=== Dataset rows ===

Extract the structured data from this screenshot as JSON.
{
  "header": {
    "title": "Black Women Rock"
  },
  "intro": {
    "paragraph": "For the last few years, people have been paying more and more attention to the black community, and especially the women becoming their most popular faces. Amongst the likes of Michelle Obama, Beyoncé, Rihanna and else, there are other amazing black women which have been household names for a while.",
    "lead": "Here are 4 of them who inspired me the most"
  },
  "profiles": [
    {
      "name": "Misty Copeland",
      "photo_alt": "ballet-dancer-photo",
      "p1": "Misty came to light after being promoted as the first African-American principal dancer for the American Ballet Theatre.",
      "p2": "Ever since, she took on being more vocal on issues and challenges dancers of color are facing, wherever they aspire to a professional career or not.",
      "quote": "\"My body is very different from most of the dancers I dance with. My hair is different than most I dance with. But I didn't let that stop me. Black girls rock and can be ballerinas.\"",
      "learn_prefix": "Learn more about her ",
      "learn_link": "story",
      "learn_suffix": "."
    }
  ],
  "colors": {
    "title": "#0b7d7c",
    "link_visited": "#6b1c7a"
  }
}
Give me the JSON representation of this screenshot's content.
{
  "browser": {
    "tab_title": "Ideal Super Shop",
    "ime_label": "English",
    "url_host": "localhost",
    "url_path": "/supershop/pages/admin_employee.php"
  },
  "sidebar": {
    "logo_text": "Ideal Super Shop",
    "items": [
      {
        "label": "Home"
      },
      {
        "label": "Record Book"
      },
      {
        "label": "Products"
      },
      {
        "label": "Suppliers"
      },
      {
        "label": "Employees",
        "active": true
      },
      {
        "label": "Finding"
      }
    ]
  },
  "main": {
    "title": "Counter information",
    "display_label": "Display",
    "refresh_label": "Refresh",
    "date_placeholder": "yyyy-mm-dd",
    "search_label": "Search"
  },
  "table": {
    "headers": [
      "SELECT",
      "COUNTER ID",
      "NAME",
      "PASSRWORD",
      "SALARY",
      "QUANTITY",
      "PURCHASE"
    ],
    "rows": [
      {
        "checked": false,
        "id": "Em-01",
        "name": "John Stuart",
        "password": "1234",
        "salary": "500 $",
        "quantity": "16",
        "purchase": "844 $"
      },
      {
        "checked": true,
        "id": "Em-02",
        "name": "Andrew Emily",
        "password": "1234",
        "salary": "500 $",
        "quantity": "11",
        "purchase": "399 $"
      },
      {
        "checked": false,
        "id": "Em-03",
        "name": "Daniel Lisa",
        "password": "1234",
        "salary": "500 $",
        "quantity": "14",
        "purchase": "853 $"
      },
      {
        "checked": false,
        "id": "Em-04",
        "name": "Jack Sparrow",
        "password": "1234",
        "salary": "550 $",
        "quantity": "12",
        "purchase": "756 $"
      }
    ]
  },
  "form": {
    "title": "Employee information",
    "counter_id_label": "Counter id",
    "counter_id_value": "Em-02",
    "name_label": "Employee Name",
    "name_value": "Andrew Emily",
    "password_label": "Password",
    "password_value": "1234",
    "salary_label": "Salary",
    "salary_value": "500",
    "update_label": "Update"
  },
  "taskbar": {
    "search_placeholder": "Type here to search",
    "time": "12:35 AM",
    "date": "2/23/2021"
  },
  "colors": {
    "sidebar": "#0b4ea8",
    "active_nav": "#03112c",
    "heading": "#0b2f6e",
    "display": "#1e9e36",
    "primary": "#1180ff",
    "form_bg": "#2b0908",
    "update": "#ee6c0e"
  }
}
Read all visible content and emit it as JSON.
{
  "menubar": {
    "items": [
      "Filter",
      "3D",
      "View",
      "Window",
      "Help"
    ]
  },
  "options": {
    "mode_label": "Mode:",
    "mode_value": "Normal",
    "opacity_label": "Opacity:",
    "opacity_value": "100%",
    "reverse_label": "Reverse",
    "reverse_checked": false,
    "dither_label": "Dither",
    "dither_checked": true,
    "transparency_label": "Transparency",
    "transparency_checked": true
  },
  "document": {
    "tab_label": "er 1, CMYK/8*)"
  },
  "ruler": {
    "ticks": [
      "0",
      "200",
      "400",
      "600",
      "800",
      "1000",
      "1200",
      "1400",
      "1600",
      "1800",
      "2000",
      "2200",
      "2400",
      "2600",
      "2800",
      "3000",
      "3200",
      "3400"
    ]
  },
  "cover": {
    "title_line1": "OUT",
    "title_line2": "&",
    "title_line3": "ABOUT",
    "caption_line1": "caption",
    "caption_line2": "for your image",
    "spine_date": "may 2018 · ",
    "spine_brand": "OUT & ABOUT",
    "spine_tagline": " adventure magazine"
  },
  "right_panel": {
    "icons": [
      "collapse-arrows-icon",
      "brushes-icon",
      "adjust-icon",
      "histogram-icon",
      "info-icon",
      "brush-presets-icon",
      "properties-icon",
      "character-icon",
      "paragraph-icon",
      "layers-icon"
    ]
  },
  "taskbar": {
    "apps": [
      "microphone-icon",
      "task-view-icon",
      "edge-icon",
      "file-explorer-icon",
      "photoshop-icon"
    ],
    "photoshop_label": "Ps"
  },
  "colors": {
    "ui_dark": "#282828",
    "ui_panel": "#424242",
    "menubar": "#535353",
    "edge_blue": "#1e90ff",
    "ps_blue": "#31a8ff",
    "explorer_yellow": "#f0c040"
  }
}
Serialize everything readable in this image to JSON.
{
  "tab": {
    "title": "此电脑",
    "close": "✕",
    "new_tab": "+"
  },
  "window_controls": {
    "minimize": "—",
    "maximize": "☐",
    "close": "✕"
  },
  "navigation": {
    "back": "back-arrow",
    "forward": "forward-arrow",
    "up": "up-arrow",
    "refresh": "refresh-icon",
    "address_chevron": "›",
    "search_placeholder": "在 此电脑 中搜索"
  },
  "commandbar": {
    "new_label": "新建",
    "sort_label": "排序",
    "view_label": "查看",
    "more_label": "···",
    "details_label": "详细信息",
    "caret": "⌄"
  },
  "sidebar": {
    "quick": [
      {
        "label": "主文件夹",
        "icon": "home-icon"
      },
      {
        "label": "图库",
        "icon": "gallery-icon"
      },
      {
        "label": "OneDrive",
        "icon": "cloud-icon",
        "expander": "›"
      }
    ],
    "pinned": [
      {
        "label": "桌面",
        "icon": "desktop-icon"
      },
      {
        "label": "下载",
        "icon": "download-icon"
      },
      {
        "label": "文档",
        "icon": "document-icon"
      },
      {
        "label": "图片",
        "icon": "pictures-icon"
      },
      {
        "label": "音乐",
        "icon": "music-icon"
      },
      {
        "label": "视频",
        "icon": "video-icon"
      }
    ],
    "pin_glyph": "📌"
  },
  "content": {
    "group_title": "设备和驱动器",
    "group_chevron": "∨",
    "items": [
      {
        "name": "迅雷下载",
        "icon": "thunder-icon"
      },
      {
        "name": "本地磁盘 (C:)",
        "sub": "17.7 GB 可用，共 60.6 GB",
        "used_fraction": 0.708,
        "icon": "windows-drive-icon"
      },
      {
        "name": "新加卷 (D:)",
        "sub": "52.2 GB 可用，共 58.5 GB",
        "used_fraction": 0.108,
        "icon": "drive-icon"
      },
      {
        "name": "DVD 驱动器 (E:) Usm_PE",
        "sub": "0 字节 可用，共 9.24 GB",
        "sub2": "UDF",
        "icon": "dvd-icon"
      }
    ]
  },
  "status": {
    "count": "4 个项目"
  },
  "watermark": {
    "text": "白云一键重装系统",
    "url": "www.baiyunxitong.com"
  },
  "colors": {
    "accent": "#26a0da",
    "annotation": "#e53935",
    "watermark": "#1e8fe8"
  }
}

===

Aim
Where a line in the material above holds "being", copy that line.

Exercise output
      "p1": "Misty came to light after being promoted as the first African-American principal dancer for the American Ballet Theatre.",
      "p2": "Ever since, she took on being more vocal on issues and challenges dancers of color are facing, wherever they aspire to a professional career or not.",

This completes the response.